• _Exercise input_
═══

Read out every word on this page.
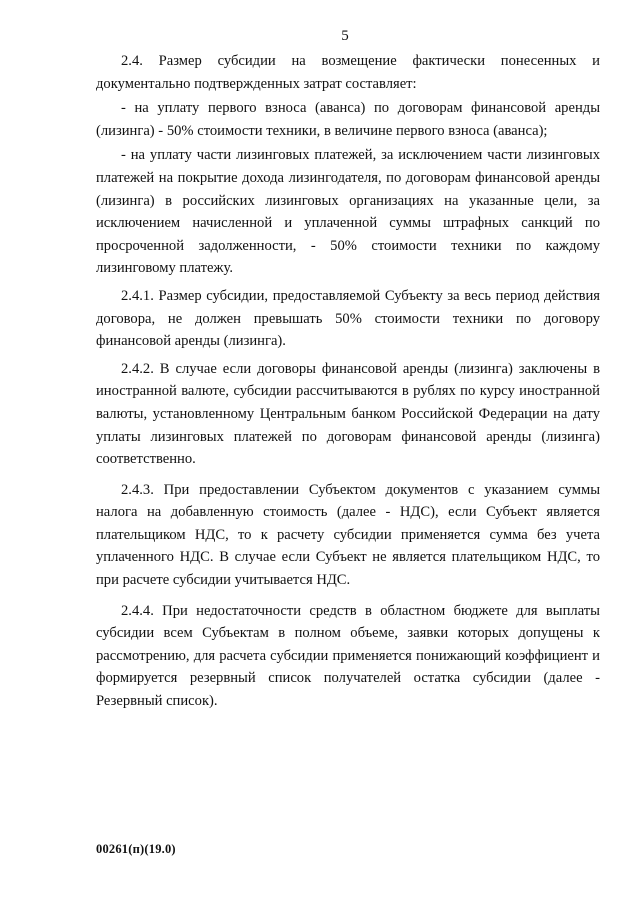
5

2.4. Размер субсидии на возмещение фактически понесенных и документально подтвержденных затрат составляет:

- на уплату первого взноса (аванса) по договорам финансовой аренды (лизинга) - 50% стоимости техники, в величине первого взноса (аванса);

- на уплату части лизинговых платежей, за исключением части лизинговых платежей на покрытие дохода лизингодателя, по договорам финансовой аренды (лизинга) в российских лизинговых организациях на указанные цели, за исключением начисленной и уплаченной суммы штрафных санкций по просроченной задолженности, - 50% стоимости техники по каждому лизинговому платежу.

2.4.1. Размер субсидии, предоставляемой Субъекту за весь период действия договора, не должен превышать 50% стоимости техники по договору финансовой аренды (лизинга).

2.4.2. В случае если договоры финансовой аренды (лизинга) заключены в иностранной валюте, субсидии рассчитываются в рублях по курсу иностранной валюты, установленному Центральным банком Российской Федерации на дату уплаты лизинговых платежей по договорам финансовой аренды (лизинга) соответственно.

2.4.3. При предоставлении Субъектом документов с указанием суммы налога на добавленную стоимость (далее - НДС), если Субъект является плательщиком НДС, то к расчету субсидии применяется сумма без учета уплаченного НДС. В случае если Субъект не является плательщиком НДС, то при расчете субсидии учитывается НДС.

2.4.4. При недостаточности средств в областном бюджете для выплаты субсидии всем Субъектам в полном объеме, заявки которых допущены к рассмотрению, для расчета субсидии применяется понижающий коэффициент и формируется резервный список получателей остатка субсидии (далее - Резервный список).

00261(п)(19.0)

═══

• _What you will do_
Looking at the data above, show all lines where the word "Размер" occurs.

• _The solution_
2.4. Размер субсидии на возмещение фактически понесенных и документально подтвержденных затрат составляет:
2.4.1. Размер субсидии, предоставляемой Субъекту за весь период действия договора, не должен превышать 50% стоимости техники по договору финансовой аренды (лизинга).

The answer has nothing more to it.